Please transcribe the data below exactly. Leave the pictures out.

------ DATA ENTRIES

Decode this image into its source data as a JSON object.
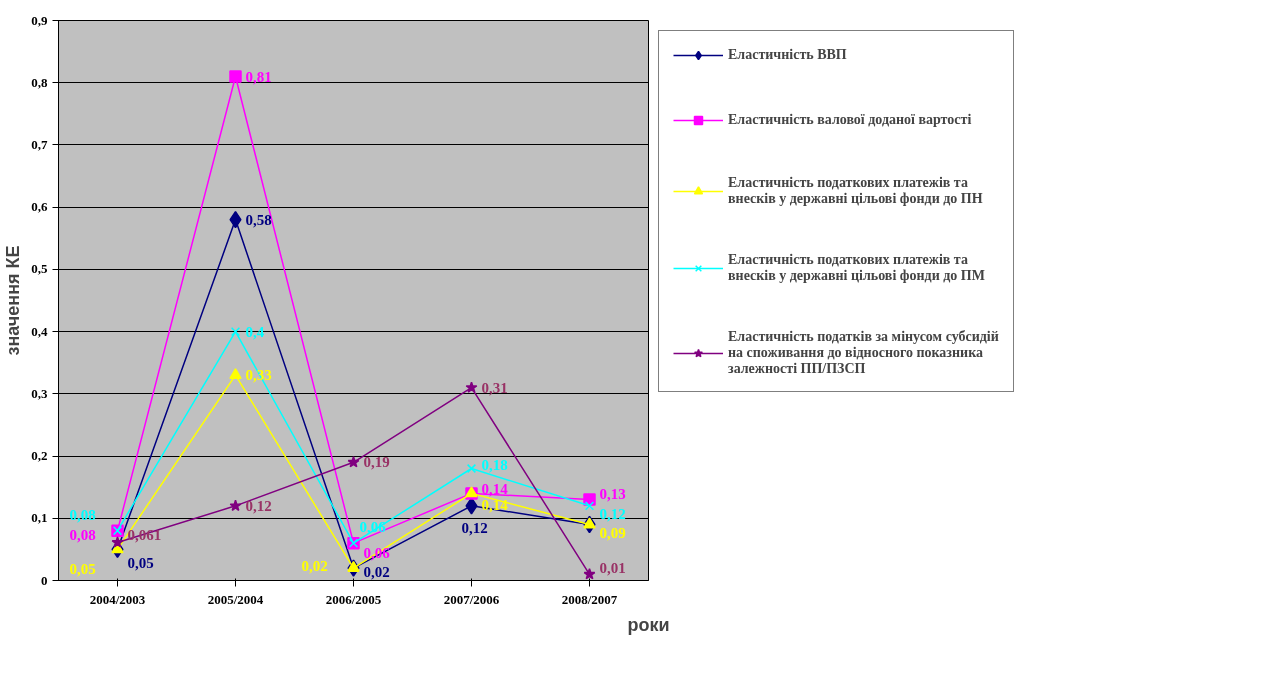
{
  "chart_data": {
    "type": "line",
    "xlabel": "роки",
    "ylabel": "значення КЕ",
    "categories": [
      "2004/2003",
      "2005/2004",
      "2006/2005",
      "2007/2006",
      "2008/2007"
    ],
    "ylim": [
      0,
      0.9
    ],
    "yticks": [
      {
        "value": 0,
        "label": "0"
      },
      {
        "value": 0.1,
        "label": "0,1"
      },
      {
        "value": 0.2,
        "label": "0,2"
      },
      {
        "value": 0.3,
        "label": "0,3"
      },
      {
        "value": 0.4,
        "label": "0,4"
      },
      {
        "value": 0.5,
        "label": "0,5"
      },
      {
        "value": 0.6,
        "label": "0,6"
      },
      {
        "value": 0.7,
        "label": "0,7"
      },
      {
        "value": 0.8,
        "label": "0,8"
      },
      {
        "value": 0.9,
        "label": "0,9"
      }
    ],
    "grid": "y",
    "legend": "right",
    "line_style": "solid",
    "series": [
      {
        "name": "Еластичність ВВП",
        "color": "#000080",
        "marker": "diamond",
        "values": [
          0.05,
          0.58,
          0.02,
          0.12,
          0.09
        ],
        "value_labels": [
          "0,05",
          "0,58",
          "0,02",
          "0,12",
          null
        ]
      },
      {
        "name": "Еластичність валової доданої вартості",
        "color": "#ff00ff",
        "marker": "square",
        "values": [
          0.08,
          0.81,
          0.06,
          0.14,
          0.13
        ],
        "value_labels": [
          "0,08",
          "0,81",
          "0,06",
          "0,14",
          "0,13"
        ]
      },
      {
        "name": "Еластичність податкових платежів та внесків у державні цільові фонди до ПН",
        "color": "#ffff00",
        "marker": "triangle",
        "values": [
          0.05,
          0.33,
          0.02,
          0.14,
          0.09
        ],
        "value_labels": [
          "0,05",
          "0,33",
          "0,02",
          "0,14",
          "0,09"
        ]
      },
      {
        "name": "Еластичність податкових платежів та внесків у державні цільові фонди до ПМ",
        "color": "#00ffff",
        "marker": "cross",
        "values": [
          0.08,
          0.4,
          0.06,
          0.18,
          0.12
        ],
        "value_labels": [
          "0,08",
          "0,4",
          "0,06",
          "0,18",
          "0,12"
        ]
      },
      {
        "name": "Еластичність податків за мінусом субсидій на споживання до відносного показника залежності ПП/ПЗСП",
        "color": "#800080",
        "marker": "star",
        "values": [
          0.061,
          0.12,
          0.19,
          0.31,
          0.01
        ],
        "value_labels": [
          "0,061",
          "0,12",
          "0,19",
          "0,31",
          "0,01"
        ]
      }
    ]
  }
}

------------

(TASK SOLUTION):
Decode this image into its source data as a JSON object.
{
  "chart_data": {
    "type": "line",
    "xlabel": "роки",
    "ylabel": "значення КЕ",
    "categories": [
      "2004/2003",
      "2005/2004",
      "2006/2005",
      "2007/2006",
      "2008/2007"
    ],
    "ylim": [
      0,
      0.9
    ],
    "yticks": [
      {
        "value": 0,
        "label": "0"
      },
      {
        "value": 0.1,
        "label": "0,1"
      },
      {
        "value": 0.2,
        "label": "0,2"
      },
      {
        "value": 0.3,
        "label": "0,3"
      },
      {
        "value": 0.4,
        "label": "0,4"
      },
      {
        "value": 0.5,
        "label": "0,5"
      },
      {
        "value": 0.6,
        "label": "0,6"
      },
      {
        "value": 0.7,
        "label": "0,7"
      },
      {
        "value": 0.8,
        "label": "0,8"
      },
      {
        "value": 0.9,
        "label": "0,9"
      }
    ],
    "grid": "y",
    "legend": "right",
    "line_style": "solid",
    "series": [
      {
        "name": "Еластичність ВВП",
        "color": "#000080",
        "marker": "diamond",
        "values": [
          0.05,
          0.58,
          0.02,
          0.12,
          0.09
        ],
        "value_labels": [
          "0,05",
          "0,58",
          "0,02",
          "0,12",
          null
        ]
      },
      {
        "name": "Еластичність валової доданої вартості",
        "color": "#ff00ff",
        "marker": "square",
        "values": [
          0.08,
          0.81,
          0.06,
          0.14,
          0.13
        ],
        "value_labels": [
          "0,08",
          "0,81",
          "0,06",
          "0,14",
          "0,13"
        ]
      },
      {
        "name": "Еластичність податкових платежів та внесків у державні цільові фонди до ПН",
        "color": "#ffff00",
        "marker": "triangle",
        "values": [
          0.05,
          0.33,
          0.02,
          0.14,
          0.09
        ],
        "value_labels": [
          "0,05",
          "0,33",
          "0,02",
          "0,14",
          "0,09"
        ]
      },
      {
        "name": "Еластичність податкових платежів та внесків у державні цільові фонди до ПМ",
        "color": "#00ffff",
        "marker": "cross",
        "values": [
          0.08,
          0.4,
          0.06,
          0.18,
          0.12
        ],
        "value_labels": [
          "0,08",
          "0,4",
          "0,06",
          "0,18",
          "0,12"
        ]
      },
      {
        "name": "Еластичність податків за мінусом субсидій на споживання до відносного показника залежності ПП/ПЗСП",
        "color": "#800080",
        "marker": "star",
        "values": [
          0.061,
          0.12,
          0.19,
          0.31,
          0.01
        ],
        "value_labels": [
          "0,061",
          "0,12",
          "0,19",
          "0,31",
          "0,01"
        ]
      }
    ]
  }
}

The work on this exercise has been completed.